▶ **Given instruction**
An exact copy of all the data is required, with pictures left out.

▶ **Record extracts**
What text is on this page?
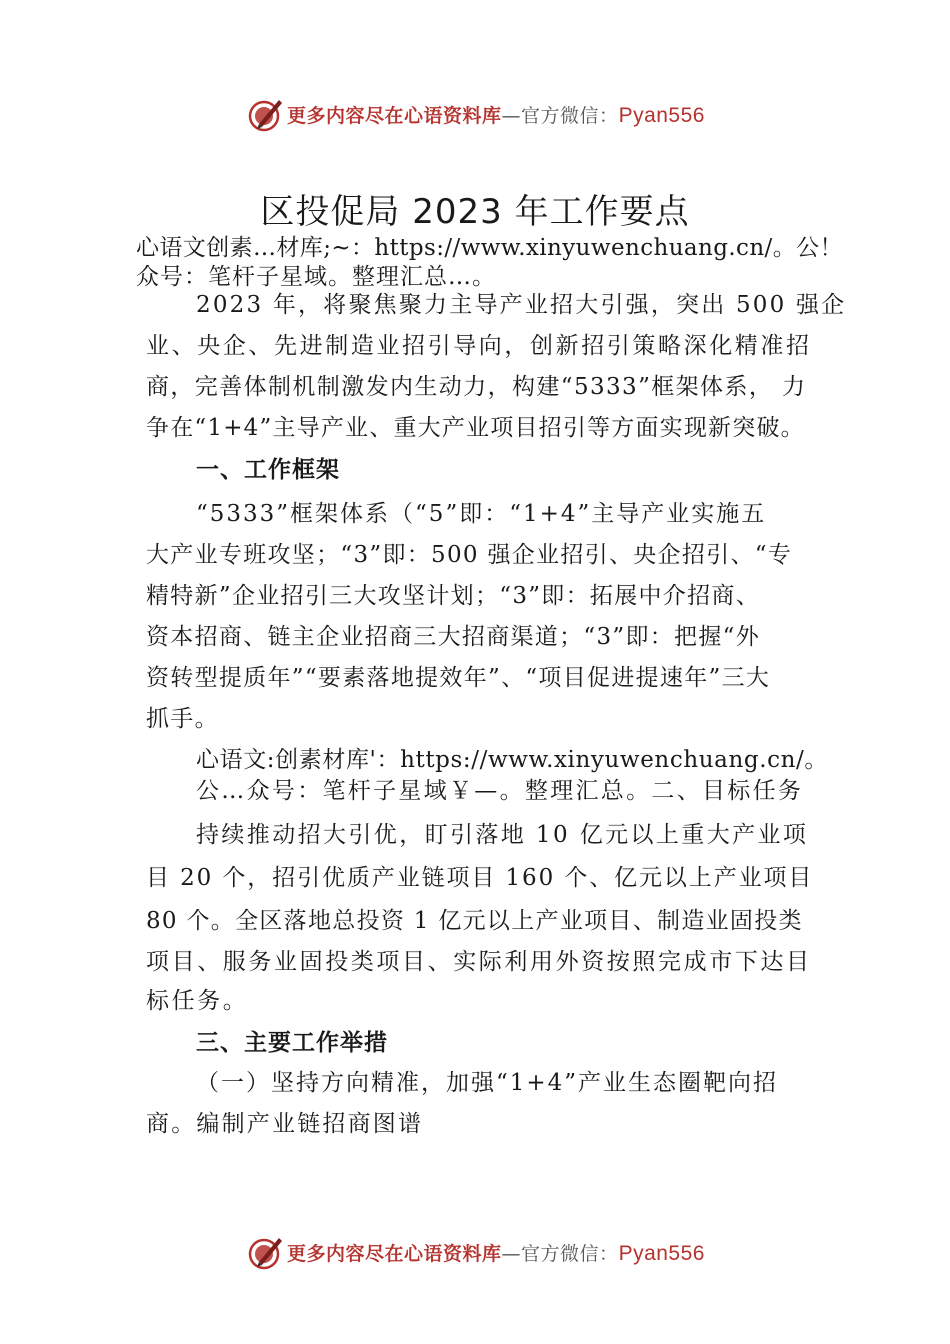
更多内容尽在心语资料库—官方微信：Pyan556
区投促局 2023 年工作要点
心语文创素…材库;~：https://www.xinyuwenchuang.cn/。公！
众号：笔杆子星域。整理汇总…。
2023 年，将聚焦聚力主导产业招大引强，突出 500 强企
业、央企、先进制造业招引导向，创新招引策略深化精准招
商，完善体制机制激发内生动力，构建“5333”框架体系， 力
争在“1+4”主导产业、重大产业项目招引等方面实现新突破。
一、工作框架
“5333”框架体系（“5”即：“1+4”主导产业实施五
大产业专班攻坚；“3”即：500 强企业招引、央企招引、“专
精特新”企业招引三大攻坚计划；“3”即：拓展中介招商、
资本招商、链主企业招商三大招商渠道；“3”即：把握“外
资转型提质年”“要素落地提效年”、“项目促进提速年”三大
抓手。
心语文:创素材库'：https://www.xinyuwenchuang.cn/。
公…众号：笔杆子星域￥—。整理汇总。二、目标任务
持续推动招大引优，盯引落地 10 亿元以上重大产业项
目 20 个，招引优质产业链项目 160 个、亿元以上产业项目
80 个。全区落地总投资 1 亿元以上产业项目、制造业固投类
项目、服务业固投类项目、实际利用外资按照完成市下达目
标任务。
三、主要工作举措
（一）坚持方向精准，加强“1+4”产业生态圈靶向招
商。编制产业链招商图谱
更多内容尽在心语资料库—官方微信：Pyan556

▶ **Solved problem**
What text is on this page?
更多内容尽在心语资料库—官方微信：Pyan556
区投促局 2023 年工作要点
心语文创素…材库;~：https://www.xinyuwenchuang.cn/。公！
众号：笔杆子星域。整理汇总…。
2023 年，将聚焦聚力主导产业招大引强，突出 500 强企
业、央企、先进制造业招引导向，创新招引策略深化精准招
商，完善体制机制激发内生动力，构建“5333”框架体系， 力
争在“1+4”主导产业、重大产业项目招引等方面实现新突破。
一、工作框架
“5333”框架体系（“5”即：“1+4”主导产业实施五
大产业专班攻坚；“3”即：500 强企业招引、央企招引、“专
精特新”企业招引三大攻坚计划；“3”即：拓展中介招商、
资本招商、链主企业招商三大招商渠道；“3”即：把握“外
资转型提质年”“要素落地提效年”、“项目促进提速年”三大
抓手。
心语文:创素材库'：https://www.xinyuwenchuang.cn/。
公…众号：笔杆子星域￥—。整理汇总。二、目标任务
持续推动招大引优，盯引落地 10 亿元以上重大产业项
目 20 个，招引优质产业链项目 160 个、亿元以上产业项目
80 个。全区落地总投资 1 亿元以上产业项目、制造业固投类
项目、服务业固投类项目、实际利用外资按照完成市下达目
标任务。
三、主要工作举措
（一）坚持方向精准，加强“1+4”产业生态圈靶向招
商。编制产业链招商图谱
更多内容尽在心语资料库—官方微信：Pyan556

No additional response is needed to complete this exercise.